## Exercise:
Below is a block of records; reproduce all of them exactly and leave out any pictures.

(Rows from a dataset)

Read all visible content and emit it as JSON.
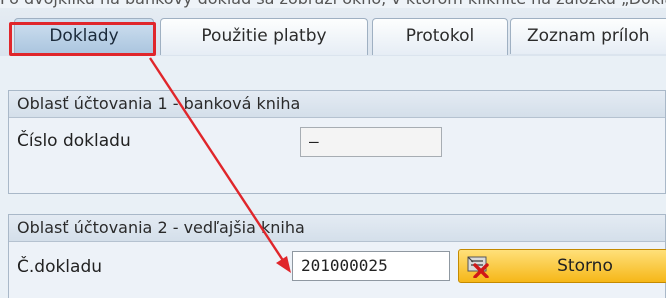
{
  "top_text": "Po dvojkliku na bankový doklad sa zobrazí okno, v ktorom kliknite na záložku „Doklady“.",
  "tabs": [
    {
      "label": "Doklady",
      "active": true
    },
    {
      "label": "Použitie platby",
      "active": false
    },
    {
      "label": "Protokol",
      "active": false
    },
    {
      "label": "Zoznam príloh",
      "active": false
    }
  ],
  "group1": {
    "title": "Oblasť účtovania 1 - banková kniha",
    "field_label": "Číslo dokladu",
    "field_value": "–"
  },
  "group2": {
    "title": "Oblasť účtovania 2 - vedľajšia kniha",
    "field_label": "Č.dokladu",
    "field_value": "201000025",
    "button_label": "Storno",
    "button_icon": "storno-icon"
  },
  "colors": {
    "highlight": "#e0262b",
    "arrow": "#e0262b",
    "button": "#f6b718"
  }
}
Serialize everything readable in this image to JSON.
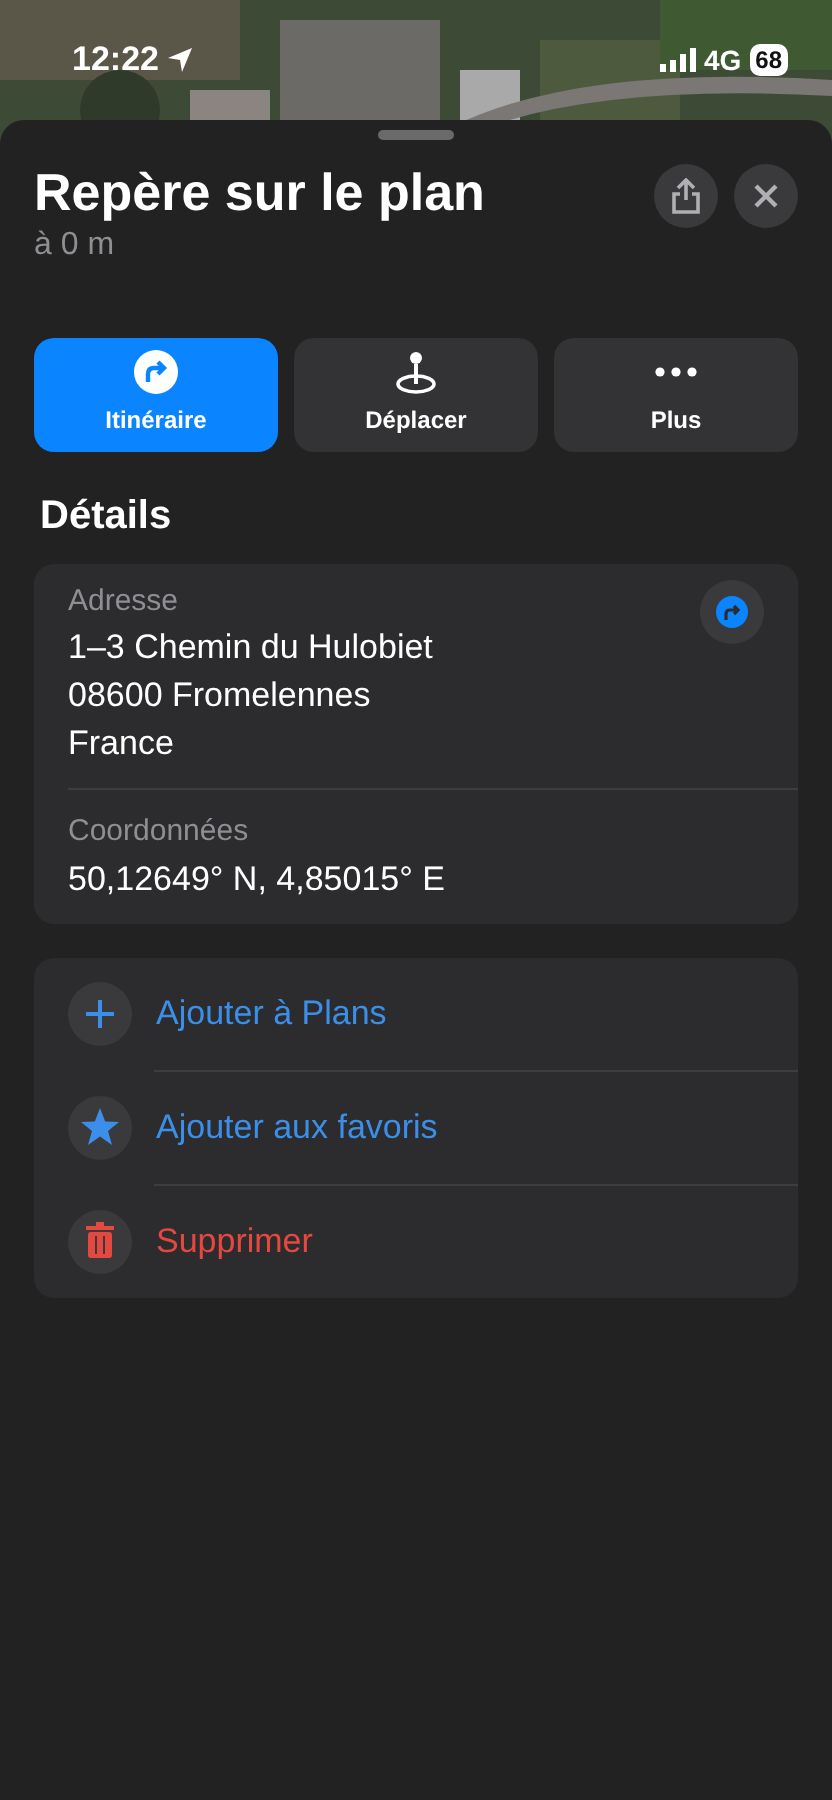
{
  "status_bar": {
    "time": "12:22",
    "network": "4G",
    "battery": "68"
  },
  "sheet": {
    "title": "Repère sur le plan",
    "subtitle": "à 0 m"
  },
  "actions": [
    {
      "kind": "route",
      "label": "Itinéraire",
      "prominent": true
    },
    {
      "kind": "move",
      "label": "Déplacer",
      "prominent": false
    },
    {
      "kind": "more",
      "label": "Plus",
      "prominent": false
    }
  ],
  "details": {
    "heading": "Détails",
    "fields": [
      {
        "label": "Adresse",
        "lines": [
          "1–3 Chemin du Hulobiet",
          "08600 Fromelennes",
          "France"
        ],
        "has_route_button": true
      },
      {
        "label": "Coordonnées",
        "lines": [
          "50,12649° N, 4,85015° E"
        ],
        "has_route_button": false
      }
    ]
  },
  "menu": [
    {
      "kind": "add",
      "label": "Ajouter à Plans",
      "color": "#3b8fe8"
    },
    {
      "kind": "favorite",
      "label": "Ajouter aux favoris",
      "color": "#3b8fe8"
    },
    {
      "kind": "delete",
      "label": "Supprimer",
      "color": "#e5483f"
    }
  ]
}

## Task answer:
Read all visible content and emit it as JSON.
{
  "top_text": "Po dvojkliku na bankový doklad sa zobrazí okno, v ktorom kliknite na záložku „Doklady“.",
  "tabs": [
    {
      "label": "Doklady",
      "active": true
    },
    {
      "label": "Použitie platby",
      "active": false
    },
    {
      "label": "Protokol",
      "active": false
    },
    {
      "label": "Zoznam príloh",
      "active": false
    }
  ],
  "group1": {
    "title": "Oblasť účtovania 1 - banková kniha",
    "field_label": "Číslo dokladu",
    "field_value": "–"
  },
  "group2": {
    "title": "Oblasť účtovania 2 - vedľajšia kniha",
    "field_label": "Č.dokladu",
    "field_value": "201000025",
    "button_label": "Storno",
    "button_icon": "storno-icon"
  },
  "colors": {
    "highlight": "#e0262b",
    "arrow": "#e0262b",
    "button": "#f6b718"
  }
}
Serialize everything readable in this image to JSON.
{
  "status_bar": {
    "time": "12:22",
    "network": "4G",
    "battery": "68"
  },
  "sheet": {
    "title": "Repère sur le plan",
    "subtitle": "à 0 m"
  },
  "actions": [
    {
      "kind": "route",
      "label": "Itinéraire",
      "prominent": true
    },
    {
      "kind": "move",
      "label": "Déplacer",
      "prominent": false
    },
    {
      "kind": "more",
      "label": "Plus",
      "prominent": false
    }
  ],
  "details": {
    "heading": "Détails",
    "fields": [
      {
        "label": "Adresse",
        "lines": [
          "1–3 Chemin du Hulobiet",
          "08600 Fromelennes",
          "France"
        ],
        "has_route_button": true
      },
      {
        "label": "Coordonnées",
        "lines": [
          "50,12649° N, 4,85015° E"
        ],
        "has_route_button": false
      }
    ]
  },
  "menu": [
    {
      "kind": "add",
      "label": "Ajouter à Plans",
      "color": "#3b8fe8"
    },
    {
      "kind": "favorite",
      "label": "Ajouter aux favoris",
      "color": "#3b8fe8"
    },
    {
      "kind": "delete",
      "label": "Supprimer",
      "color": "#e5483f"
    }
  ]
}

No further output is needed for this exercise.